### Problem
Return every record verbatim.

### Stored data
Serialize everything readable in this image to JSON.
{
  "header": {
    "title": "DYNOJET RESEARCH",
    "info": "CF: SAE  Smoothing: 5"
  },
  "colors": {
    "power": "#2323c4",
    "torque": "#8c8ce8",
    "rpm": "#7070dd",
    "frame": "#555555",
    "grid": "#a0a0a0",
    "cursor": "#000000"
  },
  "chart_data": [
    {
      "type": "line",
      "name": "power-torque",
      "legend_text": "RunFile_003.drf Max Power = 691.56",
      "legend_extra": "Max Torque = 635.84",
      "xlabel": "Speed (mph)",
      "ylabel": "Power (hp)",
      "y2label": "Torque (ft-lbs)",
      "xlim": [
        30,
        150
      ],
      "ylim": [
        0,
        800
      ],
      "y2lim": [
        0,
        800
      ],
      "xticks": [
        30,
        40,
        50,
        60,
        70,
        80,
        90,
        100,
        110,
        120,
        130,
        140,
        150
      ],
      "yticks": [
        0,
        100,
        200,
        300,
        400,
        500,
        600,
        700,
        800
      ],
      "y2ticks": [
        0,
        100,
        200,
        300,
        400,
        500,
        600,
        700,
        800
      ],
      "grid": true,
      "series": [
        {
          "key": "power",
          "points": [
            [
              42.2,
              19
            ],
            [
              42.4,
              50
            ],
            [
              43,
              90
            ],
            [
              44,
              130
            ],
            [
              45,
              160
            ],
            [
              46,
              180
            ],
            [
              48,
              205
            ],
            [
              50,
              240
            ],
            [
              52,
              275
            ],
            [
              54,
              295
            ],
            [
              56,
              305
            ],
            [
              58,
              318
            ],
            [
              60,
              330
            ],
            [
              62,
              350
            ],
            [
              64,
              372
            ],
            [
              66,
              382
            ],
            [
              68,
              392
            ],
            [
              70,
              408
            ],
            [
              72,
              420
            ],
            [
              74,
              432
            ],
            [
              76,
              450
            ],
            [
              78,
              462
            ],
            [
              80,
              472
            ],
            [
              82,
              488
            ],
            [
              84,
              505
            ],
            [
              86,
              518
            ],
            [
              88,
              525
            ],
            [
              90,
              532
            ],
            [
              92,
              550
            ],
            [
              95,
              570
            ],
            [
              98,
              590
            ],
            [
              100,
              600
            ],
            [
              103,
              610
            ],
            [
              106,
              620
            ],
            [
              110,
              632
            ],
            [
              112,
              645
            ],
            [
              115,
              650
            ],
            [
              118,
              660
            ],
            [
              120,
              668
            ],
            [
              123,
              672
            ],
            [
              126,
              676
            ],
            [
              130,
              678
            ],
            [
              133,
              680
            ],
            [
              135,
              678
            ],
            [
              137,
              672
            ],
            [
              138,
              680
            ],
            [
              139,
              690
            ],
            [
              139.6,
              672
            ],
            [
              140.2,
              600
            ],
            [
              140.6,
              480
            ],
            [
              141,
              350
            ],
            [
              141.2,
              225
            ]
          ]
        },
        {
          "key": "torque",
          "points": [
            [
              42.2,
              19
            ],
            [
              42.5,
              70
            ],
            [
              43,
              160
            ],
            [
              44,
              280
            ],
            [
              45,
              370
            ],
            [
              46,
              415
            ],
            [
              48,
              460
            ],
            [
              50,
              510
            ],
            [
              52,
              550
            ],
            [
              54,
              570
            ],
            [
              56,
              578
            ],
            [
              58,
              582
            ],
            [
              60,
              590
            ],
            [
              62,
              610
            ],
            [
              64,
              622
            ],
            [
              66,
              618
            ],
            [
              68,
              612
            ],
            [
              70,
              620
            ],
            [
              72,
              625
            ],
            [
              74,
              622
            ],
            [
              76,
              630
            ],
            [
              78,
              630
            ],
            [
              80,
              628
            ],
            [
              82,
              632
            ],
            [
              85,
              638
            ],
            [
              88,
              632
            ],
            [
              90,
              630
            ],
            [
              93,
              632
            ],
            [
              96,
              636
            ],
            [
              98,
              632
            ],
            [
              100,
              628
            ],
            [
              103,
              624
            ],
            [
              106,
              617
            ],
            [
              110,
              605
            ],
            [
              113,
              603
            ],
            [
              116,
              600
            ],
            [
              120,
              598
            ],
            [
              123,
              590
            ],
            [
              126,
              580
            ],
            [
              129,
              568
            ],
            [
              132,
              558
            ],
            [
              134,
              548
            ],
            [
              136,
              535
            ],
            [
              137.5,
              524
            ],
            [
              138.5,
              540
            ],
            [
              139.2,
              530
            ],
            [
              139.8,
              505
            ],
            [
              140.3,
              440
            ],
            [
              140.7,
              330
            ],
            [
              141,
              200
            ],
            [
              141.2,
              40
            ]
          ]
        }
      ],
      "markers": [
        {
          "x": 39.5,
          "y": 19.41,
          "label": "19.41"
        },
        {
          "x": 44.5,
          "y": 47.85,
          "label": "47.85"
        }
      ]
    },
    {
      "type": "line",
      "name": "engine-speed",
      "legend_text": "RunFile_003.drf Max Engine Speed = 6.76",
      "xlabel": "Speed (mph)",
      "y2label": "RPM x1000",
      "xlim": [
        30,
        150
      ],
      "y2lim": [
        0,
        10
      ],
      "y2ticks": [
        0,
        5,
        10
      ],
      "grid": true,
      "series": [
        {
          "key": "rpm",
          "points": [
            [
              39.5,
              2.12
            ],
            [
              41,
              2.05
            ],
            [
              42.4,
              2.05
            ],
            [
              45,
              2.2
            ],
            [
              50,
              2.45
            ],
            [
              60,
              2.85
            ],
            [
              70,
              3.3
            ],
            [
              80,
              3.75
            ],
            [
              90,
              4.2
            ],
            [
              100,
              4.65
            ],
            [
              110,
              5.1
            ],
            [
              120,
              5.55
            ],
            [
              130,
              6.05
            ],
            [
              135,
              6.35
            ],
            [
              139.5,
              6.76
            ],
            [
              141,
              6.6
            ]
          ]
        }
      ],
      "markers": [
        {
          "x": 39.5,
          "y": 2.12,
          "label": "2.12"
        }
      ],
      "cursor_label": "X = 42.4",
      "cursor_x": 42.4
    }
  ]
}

### Finished task
Serialize everything readable in this image to JSON.
{
  "header": {
    "title": "DYNOJET RESEARCH",
    "info": "CF: SAE  Smoothing: 5"
  },
  "colors": {
    "power": "#2323c4",
    "torque": "#8c8ce8",
    "rpm": "#7070dd",
    "frame": "#555555",
    "grid": "#a0a0a0",
    "cursor": "#000000"
  },
  "chart_data": [
    {
      "type": "line",
      "name": "power-torque",
      "legend_text": "RunFile_003.drf Max Power = 691.56",
      "legend_extra": "Max Torque = 635.84",
      "xlabel": "Speed (mph)",
      "ylabel": "Power (hp)",
      "y2label": "Torque (ft-lbs)",
      "xlim": [
        30,
        150
      ],
      "ylim": [
        0,
        800
      ],
      "y2lim": [
        0,
        800
      ],
      "xticks": [
        30,
        40,
        50,
        60,
        70,
        80,
        90,
        100,
        110,
        120,
        130,
        140,
        150
      ],
      "yticks": [
        0,
        100,
        200,
        300,
        400,
        500,
        600,
        700,
        800
      ],
      "y2ticks": [
        0,
        100,
        200,
        300,
        400,
        500,
        600,
        700,
        800
      ],
      "grid": true,
      "series": [
        {
          "key": "power",
          "points": [
            [
              42.2,
              19
            ],
            [
              42.4,
              50
            ],
            [
              43,
              90
            ],
            [
              44,
              130
            ],
            [
              45,
              160
            ],
            [
              46,
              180
            ],
            [
              48,
              205
            ],
            [
              50,
              240
            ],
            [
              52,
              275
            ],
            [
              54,
              295
            ],
            [
              56,
              305
            ],
            [
              58,
              318
            ],
            [
              60,
              330
            ],
            [
              62,
              350
            ],
            [
              64,
              372
            ],
            [
              66,
              382
            ],
            [
              68,
              392
            ],
            [
              70,
              408
            ],
            [
              72,
              420
            ],
            [
              74,
              432
            ],
            [
              76,
              450
            ],
            [
              78,
              462
            ],
            [
              80,
              472
            ],
            [
              82,
              488
            ],
            [
              84,
              505
            ],
            [
              86,
              518
            ],
            [
              88,
              525
            ],
            [
              90,
              532
            ],
            [
              92,
              550
            ],
            [
              95,
              570
            ],
            [
              98,
              590
            ],
            [
              100,
              600
            ],
            [
              103,
              610
            ],
            [
              106,
              620
            ],
            [
              110,
              632
            ],
            [
              112,
              645
            ],
            [
              115,
              650
            ],
            [
              118,
              660
            ],
            [
              120,
              668
            ],
            [
              123,
              672
            ],
            [
              126,
              676
            ],
            [
              130,
              678
            ],
            [
              133,
              680
            ],
            [
              135,
              678
            ],
            [
              137,
              672
            ],
            [
              138,
              680
            ],
            [
              139,
              690
            ],
            [
              139.6,
              672
            ],
            [
              140.2,
              600
            ],
            [
              140.6,
              480
            ],
            [
              141,
              350
            ],
            [
              141.2,
              225
            ]
          ]
        },
        {
          "key": "torque",
          "points": [
            [
              42.2,
              19
            ],
            [
              42.5,
              70
            ],
            [
              43,
              160
            ],
            [
              44,
              280
            ],
            [
              45,
              370
            ],
            [
              46,
              415
            ],
            [
              48,
              460
            ],
            [
              50,
              510
            ],
            [
              52,
              550
            ],
            [
              54,
              570
            ],
            [
              56,
              578
            ],
            [
              58,
              582
            ],
            [
              60,
              590
            ],
            [
              62,
              610
            ],
            [
              64,
              622
            ],
            [
              66,
              618
            ],
            [
              68,
              612
            ],
            [
              70,
              620
            ],
            [
              72,
              625
            ],
            [
              74,
              622
            ],
            [
              76,
              630
            ],
            [
              78,
              630
            ],
            [
              80,
              628
            ],
            [
              82,
              632
            ],
            [
              85,
              638
            ],
            [
              88,
              632
            ],
            [
              90,
              630
            ],
            [
              93,
              632
            ],
            [
              96,
              636
            ],
            [
              98,
              632
            ],
            [
              100,
              628
            ],
            [
              103,
              624
            ],
            [
              106,
              617
            ],
            [
              110,
              605
            ],
            [
              113,
              603
            ],
            [
              116,
              600
            ],
            [
              120,
              598
            ],
            [
              123,
              590
            ],
            [
              126,
              580
            ],
            [
              129,
              568
            ],
            [
              132,
              558
            ],
            [
              134,
              548
            ],
            [
              136,
              535
            ],
            [
              137.5,
              524
            ],
            [
              138.5,
              540
            ],
            [
              139.2,
              530
            ],
            [
              139.8,
              505
            ],
            [
              140.3,
              440
            ],
            [
              140.7,
              330
            ],
            [
              141,
              200
            ],
            [
              141.2,
              40
            ]
          ]
        }
      ],
      "markers": [
        {
          "x": 39.5,
          "y": 19.41,
          "label": "19.41"
        },
        {
          "x": 44.5,
          "y": 47.85,
          "label": "47.85"
        }
      ]
    },
    {
      "type": "line",
      "name": "engine-speed",
      "legend_text": "RunFile_003.drf Max Engine Speed = 6.76",
      "xlabel": "Speed (mph)",
      "y2label": "RPM x1000",
      "xlim": [
        30,
        150
      ],
      "y2lim": [
        0,
        10
      ],
      "y2ticks": [
        0,
        5,
        10
      ],
      "grid": true,
      "series": [
        {
          "key": "rpm",
          "points": [
            [
              39.5,
              2.12
            ],
            [
              41,
              2.05
            ],
            [
              42.4,
              2.05
            ],
            [
              45,
              2.2
            ],
            [
              50,
              2.45
            ],
            [
              60,
              2.85
            ],
            [
              70,
              3.3
            ],
            [
              80,
              3.75
            ],
            [
              90,
              4.2
            ],
            [
              100,
              4.65
            ],
            [
              110,
              5.1
            ],
            [
              120,
              5.55
            ],
            [
              130,
              6.05
            ],
            [
              135,
              6.35
            ],
            [
              139.5,
              6.76
            ],
            [
              141,
              6.6
            ]
          ]
        }
      ],
      "markers": [
        {
          "x": 39.5,
          "y": 2.12,
          "label": "2.12"
        }
      ],
      "cursor_label": "X = 42.4",
      "cursor_x": 42.4
    }
  ]
}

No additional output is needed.